> _Set problem_
Copy the data precisely, keeping every character.

> _Given data_
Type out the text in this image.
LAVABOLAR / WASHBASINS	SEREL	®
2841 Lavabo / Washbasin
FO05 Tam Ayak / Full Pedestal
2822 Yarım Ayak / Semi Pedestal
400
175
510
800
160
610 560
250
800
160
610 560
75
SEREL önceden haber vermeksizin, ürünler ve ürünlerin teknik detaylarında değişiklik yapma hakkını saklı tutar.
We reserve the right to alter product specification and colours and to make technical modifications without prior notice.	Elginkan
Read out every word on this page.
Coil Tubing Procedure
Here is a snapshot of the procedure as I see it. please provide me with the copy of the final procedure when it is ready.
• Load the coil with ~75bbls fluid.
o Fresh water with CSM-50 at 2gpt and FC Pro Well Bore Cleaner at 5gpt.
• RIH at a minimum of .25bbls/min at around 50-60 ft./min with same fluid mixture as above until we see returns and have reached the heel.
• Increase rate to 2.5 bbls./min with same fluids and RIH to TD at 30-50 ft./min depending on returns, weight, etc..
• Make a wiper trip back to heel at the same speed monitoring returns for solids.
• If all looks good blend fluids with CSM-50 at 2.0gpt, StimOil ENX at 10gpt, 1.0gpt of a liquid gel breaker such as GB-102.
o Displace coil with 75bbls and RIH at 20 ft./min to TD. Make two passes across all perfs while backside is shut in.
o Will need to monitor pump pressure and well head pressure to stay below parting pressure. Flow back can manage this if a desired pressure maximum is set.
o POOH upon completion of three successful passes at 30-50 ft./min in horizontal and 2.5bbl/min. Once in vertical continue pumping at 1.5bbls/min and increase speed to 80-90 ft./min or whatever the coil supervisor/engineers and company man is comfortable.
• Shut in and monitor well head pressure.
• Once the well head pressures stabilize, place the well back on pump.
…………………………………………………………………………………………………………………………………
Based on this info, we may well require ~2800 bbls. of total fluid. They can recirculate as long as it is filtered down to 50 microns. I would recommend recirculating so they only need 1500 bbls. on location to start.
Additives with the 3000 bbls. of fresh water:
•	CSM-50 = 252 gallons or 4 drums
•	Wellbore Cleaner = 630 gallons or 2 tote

> _Solution to the problem_
Type out the text in this image.
LAVABOLAR / WASHBASINS	SEREL	®
2841 Lavabo / Washbasin
FO05 Tam Ayak / Full Pedestal
2822 Yarım Ayak / Semi Pedestal
400
175
510
800
160
610 560
250
800
160
610 560
75
SEREL önceden haber vermeksizin, ürünler ve ürünlerin teknik detaylarında değişiklik yapma hakkını saklı tutar.
We reserve the right to alter product specification and colours and to make technical modifications without prior notice.	Elginkan
Read out every word on this page.
Coil Tubing Procedure
Here is a snapshot of the procedure as I see it. please provide me with the copy of the final procedure when it is ready.
• Load the coil with ~75bbls fluid.
o Fresh water with CSM-50 at 2gpt and FC Pro Well Bore Cleaner at 5gpt.
• RIH at a minimum of .25bbls/min at around 50-60 ft./min with same fluid mixture as above until we see returns and have reached the heel.
• Increase rate to 2.5 bbls./min with same fluids and RIH to TD at 30-50 ft./min depending on returns, weight, etc..
• Make a wiper trip back to heel at the same speed monitoring returns for solids.
• If all looks good blend fluids with CSM-50 at 2.0gpt, StimOil ENX at 10gpt, 1.0gpt of a liquid gel breaker such as GB-102.
o Displace coil with 75bbls and RIH at 20 ft./min to TD. Make two passes across all perfs while backside is shut in.
o Will need to monitor pump pressure and well head pressure to stay below parting pressure. Flow back can manage this if a desired pressure maximum is set.
o POOH upon completion of three successful passes at 30-50 ft./min in horizontal and 2.5bbl/min. Once in vertical continue pumping at 1.5bbls/min and increase speed to 80-90 ft./min or whatever the coil supervisor/engineers and company man is comfortable.
• Shut in and monitor well head pressure.
• Once the well head pressures stabilize, place the well back on pump.
…………………………………………………………………………………………………………………………………
Based on this info, we may well require ~2800 bbls. of total fluid. They can recirculate as long as it is filtered down to 50 microns. I would recommend recirculating so they only need 1500 bbls. on location to start.
Additives with the 3000 bbls. of fresh water:
•	CSM-50 = 252 gallons or 4 drums
•	Wellbore Cleaner = 630 gallons or 2 tote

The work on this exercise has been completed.